Set task:
Extract all lines from the data beneath that include the word "дополнить".
* Start *
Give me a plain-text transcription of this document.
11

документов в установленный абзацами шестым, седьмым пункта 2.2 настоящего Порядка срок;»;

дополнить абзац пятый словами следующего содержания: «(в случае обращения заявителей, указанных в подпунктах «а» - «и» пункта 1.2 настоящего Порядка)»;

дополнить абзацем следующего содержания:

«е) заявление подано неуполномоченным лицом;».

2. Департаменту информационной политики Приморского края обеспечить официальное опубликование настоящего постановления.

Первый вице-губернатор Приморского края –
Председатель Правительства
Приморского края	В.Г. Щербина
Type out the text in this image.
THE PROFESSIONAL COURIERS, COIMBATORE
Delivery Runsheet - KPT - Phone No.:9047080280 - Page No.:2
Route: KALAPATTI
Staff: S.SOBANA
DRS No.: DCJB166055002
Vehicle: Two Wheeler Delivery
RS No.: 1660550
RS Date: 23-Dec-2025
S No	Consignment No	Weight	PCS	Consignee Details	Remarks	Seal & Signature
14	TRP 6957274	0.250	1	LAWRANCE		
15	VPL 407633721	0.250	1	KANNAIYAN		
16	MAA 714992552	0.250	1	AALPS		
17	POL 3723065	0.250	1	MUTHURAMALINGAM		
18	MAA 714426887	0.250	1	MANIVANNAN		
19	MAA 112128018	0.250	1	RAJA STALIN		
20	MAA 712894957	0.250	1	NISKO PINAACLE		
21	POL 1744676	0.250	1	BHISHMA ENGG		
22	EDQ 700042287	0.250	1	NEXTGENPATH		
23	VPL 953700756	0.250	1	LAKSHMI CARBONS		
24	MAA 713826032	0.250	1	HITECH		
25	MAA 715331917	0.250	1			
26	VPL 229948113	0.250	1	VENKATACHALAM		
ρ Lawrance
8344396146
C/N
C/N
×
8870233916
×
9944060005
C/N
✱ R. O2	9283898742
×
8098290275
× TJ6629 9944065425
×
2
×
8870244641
* End *
Task result:
дополнить абзац пятый словами следующего содержания: «(в случае обращения заявителей, указанных в подпунктах «а» - «и» пункта 1.2 настоящего Порядка)»;
дополнить абзацем следующего содержания:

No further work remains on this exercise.